INSTRUCTIONS TO FOLLOW
Reproduce the records below exactly as they appear, omitting any pictures they contain.

=======

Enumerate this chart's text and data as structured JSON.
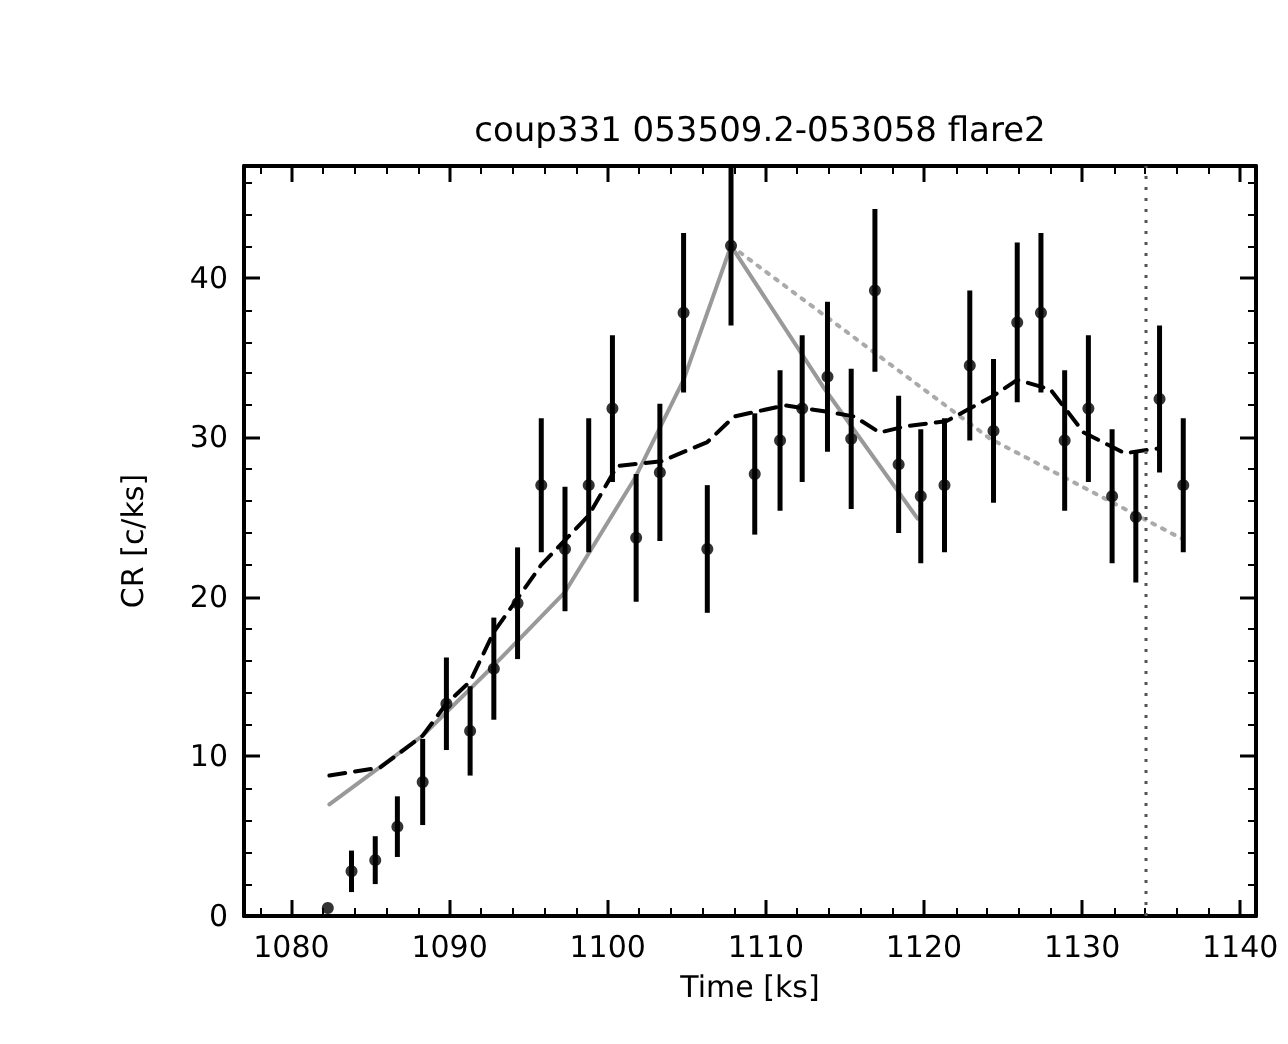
{
  "chart_data": {
    "type": "scatter",
    "title": "coup331 053509.2-053058 flare2",
    "xlabel": "Time [ks]",
    "ylabel": "CR [c/ks]",
    "xlim": [
      1077,
      1141
    ],
    "xticks": [
      1080,
      1090,
      1100,
      1110,
      1120,
      1130,
      1140
    ],
    "ylim": [
      0,
      47
    ],
    "yticks": [
      0,
      10,
      20,
      30,
      40
    ],
    "grid": false,
    "series": [
      {
        "color": "#000000",
        "marker": "circle",
        "x": [
          1082.3,
          1083.8,
          1085.3,
          1086.7,
          1088.3,
          1089.8,
          1091.3,
          1092.8,
          1094.3,
          1095.8,
          1097.3,
          1098.8,
          1100.3,
          1101.8,
          1103.3,
          1104.8,
          1106.3,
          1107.8,
          1109.3,
          1110.9,
          1112.3,
          1113.9,
          1115.4,
          1116.9,
          1118.4,
          1119.8,
          1121.3,
          1122.9,
          1124.4,
          1125.9,
          1127.4,
          1128.9,
          1130.4,
          1131.9,
          1133.4,
          1134.9,
          1136.4
        ],
        "values": [
          0.5,
          2.8,
          3.5,
          5.6,
          8.4,
          13.3,
          11.6,
          15.5,
          19.6,
          27.0,
          23.0,
          27.0,
          31.8,
          23.7,
          27.8,
          37.8,
          23.0,
          42.0,
          27.7,
          29.8,
          31.8,
          33.8,
          29.9,
          39.2,
          28.3,
          26.3,
          27.0,
          34.5,
          30.4,
          37.2,
          37.8,
          29.8,
          31.8,
          26.3,
          25.0,
          32.4,
          27.0
        ],
        "errors": [
          null,
          1.3,
          1.5,
          1.9,
          2.7,
          2.9,
          2.8,
          3.2,
          3.5,
          4.2,
          3.9,
          4.2,
          4.6,
          4.0,
          4.3,
          5.0,
          4.0,
          5.0,
          3.8,
          4.4,
          4.6,
          4.7,
          4.4,
          5.1,
          4.3,
          4.2,
          4.2,
          4.7,
          4.5,
          5.0,
          5.0,
          4.4,
          4.6,
          4.2,
          4.1,
          4.6,
          4.2
        ]
      },
      {
        "type": "line",
        "color": "#999999",
        "line_style": "solid",
        "x": [
          1082.4,
          1088.3,
          1092.8,
          1097.3,
          1101.7,
          1104.8,
          1107.8,
          1113.6,
          1119.6
        ],
        "values": [
          7.0,
          11.3,
          15.7,
          20.3,
          27.4,
          33.6,
          42.0,
          33.2,
          24.9
        ]
      },
      {
        "type": "line",
        "color": "#aaaaaa",
        "line_style": "dotted",
        "x": [
          1107.8,
          1124.2,
          1136.4
        ],
        "values": [
          42.0,
          29.9,
          23.6
        ]
      },
      {
        "type": "line",
        "color": "#000000",
        "line_style": "dashed",
        "x": [
          1082.4,
          1085.6,
          1088.3,
          1089.8,
          1091.3,
          1092.8,
          1095.8,
          1098.8,
          1100.6,
          1103.4,
          1106.3,
          1108.0,
          1111.2,
          1113.9,
          1115.6,
          1117.2,
          1118.9,
          1121.4,
          1124.4,
          1125.9,
          1128.0,
          1130.1,
          1132.7,
          1134.8
        ],
        "values": [
          8.8,
          9.3,
          11.3,
          13.3,
          14.7,
          17.8,
          22.0,
          25.1,
          28.2,
          28.5,
          29.7,
          31.3,
          32.0,
          31.6,
          31.3,
          30.3,
          30.7,
          31.0,
          32.6,
          33.6,
          33.0,
          30.3,
          29.0,
          29.3
        ]
      }
    ],
    "ref_lines": [
      {
        "axis": "x",
        "value": 1134,
        "color": "#555555",
        "line_style": "dotted"
      }
    ]
  }
}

=======

OUTPUT OF THE TASK
Enumerate this chart's text and data as structured JSON.
{
  "chart_data": {
    "type": "scatter",
    "title": "coup331 053509.2-053058 flare2",
    "xlabel": "Time [ks]",
    "ylabel": "CR [c/ks]",
    "xlim": [
      1077,
      1141
    ],
    "xticks": [
      1080,
      1090,
      1100,
      1110,
      1120,
      1130,
      1140
    ],
    "ylim": [
      0,
      47
    ],
    "yticks": [
      0,
      10,
      20,
      30,
      40
    ],
    "grid": false,
    "series": [
      {
        "color": "#000000",
        "marker": "circle",
        "x": [
          1082.3,
          1083.8,
          1085.3,
          1086.7,
          1088.3,
          1089.8,
          1091.3,
          1092.8,
          1094.3,
          1095.8,
          1097.3,
          1098.8,
          1100.3,
          1101.8,
          1103.3,
          1104.8,
          1106.3,
          1107.8,
          1109.3,
          1110.9,
          1112.3,
          1113.9,
          1115.4,
          1116.9,
          1118.4,
          1119.8,
          1121.3,
          1122.9,
          1124.4,
          1125.9,
          1127.4,
          1128.9,
          1130.4,
          1131.9,
          1133.4,
          1134.9,
          1136.4
        ],
        "values": [
          0.5,
          2.8,
          3.5,
          5.6,
          8.4,
          13.3,
          11.6,
          15.5,
          19.6,
          27.0,
          23.0,
          27.0,
          31.8,
          23.7,
          27.8,
          37.8,
          23.0,
          42.0,
          27.7,
          29.8,
          31.8,
          33.8,
          29.9,
          39.2,
          28.3,
          26.3,
          27.0,
          34.5,
          30.4,
          37.2,
          37.8,
          29.8,
          31.8,
          26.3,
          25.0,
          32.4,
          27.0
        ],
        "errors": [
          null,
          1.3,
          1.5,
          1.9,
          2.7,
          2.9,
          2.8,
          3.2,
          3.5,
          4.2,
          3.9,
          4.2,
          4.6,
          4.0,
          4.3,
          5.0,
          4.0,
          5.0,
          3.8,
          4.4,
          4.6,
          4.7,
          4.4,
          5.1,
          4.3,
          4.2,
          4.2,
          4.7,
          4.5,
          5.0,
          5.0,
          4.4,
          4.6,
          4.2,
          4.1,
          4.6,
          4.2
        ]
      },
      {
        "type": "line",
        "color": "#999999",
        "line_style": "solid",
        "x": [
          1082.4,
          1088.3,
          1092.8,
          1097.3,
          1101.7,
          1104.8,
          1107.8,
          1113.6,
          1119.6
        ],
        "values": [
          7.0,
          11.3,
          15.7,
          20.3,
          27.4,
          33.6,
          42.0,
          33.2,
          24.9
        ]
      },
      {
        "type": "line",
        "color": "#aaaaaa",
        "line_style": "dotted",
        "x": [
          1107.8,
          1124.2,
          1136.4
        ],
        "values": [
          42.0,
          29.9,
          23.6
        ]
      },
      {
        "type": "line",
        "color": "#000000",
        "line_style": "dashed",
        "x": [
          1082.4,
          1085.6,
          1088.3,
          1089.8,
          1091.3,
          1092.8,
          1095.8,
          1098.8,
          1100.6,
          1103.4,
          1106.3,
          1108.0,
          1111.2,
          1113.9,
          1115.6,
          1117.2,
          1118.9,
          1121.4,
          1124.4,
          1125.9,
          1128.0,
          1130.1,
          1132.7,
          1134.8
        ],
        "values": [
          8.8,
          9.3,
          11.3,
          13.3,
          14.7,
          17.8,
          22.0,
          25.1,
          28.2,
          28.5,
          29.7,
          31.3,
          32.0,
          31.6,
          31.3,
          30.3,
          30.7,
          31.0,
          32.6,
          33.6,
          33.0,
          30.3,
          29.0,
          29.3
        ]
      }
    ],
    "ref_lines": [
      {
        "axis": "x",
        "value": 1134,
        "color": "#555555",
        "line_style": "dotted"
      }
    ]
  }
}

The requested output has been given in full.